● WHAT YOU SHOULD DO
What is the number of lines in these entries that contain "more"? State it alone.
--- START MATERIAL PROVIDED ---
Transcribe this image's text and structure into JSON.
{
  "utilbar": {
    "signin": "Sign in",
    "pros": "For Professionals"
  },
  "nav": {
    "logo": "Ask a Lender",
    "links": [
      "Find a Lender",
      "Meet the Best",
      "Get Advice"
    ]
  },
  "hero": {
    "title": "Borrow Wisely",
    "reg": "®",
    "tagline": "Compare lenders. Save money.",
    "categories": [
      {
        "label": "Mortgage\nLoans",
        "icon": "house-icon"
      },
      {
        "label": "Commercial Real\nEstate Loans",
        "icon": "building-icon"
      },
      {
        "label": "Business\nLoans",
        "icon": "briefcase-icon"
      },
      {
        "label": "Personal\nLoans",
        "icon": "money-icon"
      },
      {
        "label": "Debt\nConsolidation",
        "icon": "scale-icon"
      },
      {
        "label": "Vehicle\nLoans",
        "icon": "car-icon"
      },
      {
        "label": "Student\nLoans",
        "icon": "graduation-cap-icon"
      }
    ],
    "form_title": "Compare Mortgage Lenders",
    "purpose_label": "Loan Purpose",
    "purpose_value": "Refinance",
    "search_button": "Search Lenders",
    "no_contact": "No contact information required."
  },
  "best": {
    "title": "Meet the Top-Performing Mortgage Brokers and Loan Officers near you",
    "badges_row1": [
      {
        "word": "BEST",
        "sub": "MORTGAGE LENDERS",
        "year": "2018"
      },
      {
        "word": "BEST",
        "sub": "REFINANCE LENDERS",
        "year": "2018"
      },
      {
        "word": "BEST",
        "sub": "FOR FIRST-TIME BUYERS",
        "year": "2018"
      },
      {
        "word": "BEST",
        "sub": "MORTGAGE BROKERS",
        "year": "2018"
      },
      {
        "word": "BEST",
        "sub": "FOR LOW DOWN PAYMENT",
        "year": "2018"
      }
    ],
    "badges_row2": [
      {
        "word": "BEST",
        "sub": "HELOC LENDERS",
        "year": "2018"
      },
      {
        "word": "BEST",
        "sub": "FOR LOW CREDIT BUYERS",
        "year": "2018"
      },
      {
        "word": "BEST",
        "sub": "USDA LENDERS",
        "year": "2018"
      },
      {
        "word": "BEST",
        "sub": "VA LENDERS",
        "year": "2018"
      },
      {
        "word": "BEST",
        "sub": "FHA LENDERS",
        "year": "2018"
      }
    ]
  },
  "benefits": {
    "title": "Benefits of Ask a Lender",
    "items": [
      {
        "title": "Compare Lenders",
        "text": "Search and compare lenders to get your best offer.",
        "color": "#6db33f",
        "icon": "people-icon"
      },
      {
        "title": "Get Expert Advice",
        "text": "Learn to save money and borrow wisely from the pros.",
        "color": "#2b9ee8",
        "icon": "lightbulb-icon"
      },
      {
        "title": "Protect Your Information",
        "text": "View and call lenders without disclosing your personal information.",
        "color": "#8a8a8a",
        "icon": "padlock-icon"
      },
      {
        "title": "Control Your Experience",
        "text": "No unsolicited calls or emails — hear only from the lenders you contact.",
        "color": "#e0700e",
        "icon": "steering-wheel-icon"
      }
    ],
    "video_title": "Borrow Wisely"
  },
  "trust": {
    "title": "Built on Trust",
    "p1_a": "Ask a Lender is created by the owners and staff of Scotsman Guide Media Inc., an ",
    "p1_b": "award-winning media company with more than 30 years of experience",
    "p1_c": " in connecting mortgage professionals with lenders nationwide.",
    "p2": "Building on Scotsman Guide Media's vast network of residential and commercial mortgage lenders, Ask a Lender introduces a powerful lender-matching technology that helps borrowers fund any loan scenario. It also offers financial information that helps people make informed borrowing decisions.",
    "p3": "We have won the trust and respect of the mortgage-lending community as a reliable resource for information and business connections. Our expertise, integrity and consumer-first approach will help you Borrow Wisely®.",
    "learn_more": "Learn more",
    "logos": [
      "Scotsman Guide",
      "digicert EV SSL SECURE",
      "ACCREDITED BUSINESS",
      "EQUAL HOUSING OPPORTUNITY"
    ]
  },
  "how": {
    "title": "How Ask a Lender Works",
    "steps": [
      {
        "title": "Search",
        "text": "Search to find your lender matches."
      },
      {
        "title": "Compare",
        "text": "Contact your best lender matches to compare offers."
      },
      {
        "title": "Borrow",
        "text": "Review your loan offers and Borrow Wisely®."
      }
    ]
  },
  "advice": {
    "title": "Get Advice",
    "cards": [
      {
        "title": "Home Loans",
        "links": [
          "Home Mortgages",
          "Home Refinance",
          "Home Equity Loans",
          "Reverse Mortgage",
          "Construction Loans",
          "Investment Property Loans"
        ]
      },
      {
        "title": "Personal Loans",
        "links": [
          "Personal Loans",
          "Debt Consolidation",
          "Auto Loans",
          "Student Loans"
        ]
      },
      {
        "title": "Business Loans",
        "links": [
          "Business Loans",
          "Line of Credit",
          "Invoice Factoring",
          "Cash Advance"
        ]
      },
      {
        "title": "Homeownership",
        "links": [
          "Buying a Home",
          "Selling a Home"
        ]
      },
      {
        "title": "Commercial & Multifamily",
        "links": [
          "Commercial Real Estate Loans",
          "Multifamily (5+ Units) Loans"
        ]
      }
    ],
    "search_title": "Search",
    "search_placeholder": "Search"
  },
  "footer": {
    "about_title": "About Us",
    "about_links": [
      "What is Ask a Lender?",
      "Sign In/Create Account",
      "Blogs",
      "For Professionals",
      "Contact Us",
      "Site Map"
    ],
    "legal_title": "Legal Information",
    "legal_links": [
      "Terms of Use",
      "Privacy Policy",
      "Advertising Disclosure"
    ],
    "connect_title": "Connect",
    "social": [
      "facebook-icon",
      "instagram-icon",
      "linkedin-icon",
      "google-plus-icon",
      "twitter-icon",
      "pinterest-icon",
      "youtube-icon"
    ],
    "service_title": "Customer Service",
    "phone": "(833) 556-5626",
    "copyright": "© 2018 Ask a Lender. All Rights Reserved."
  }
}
--- END MATERIAL PROVIDED ---
● EXERCISE OUTPUT
2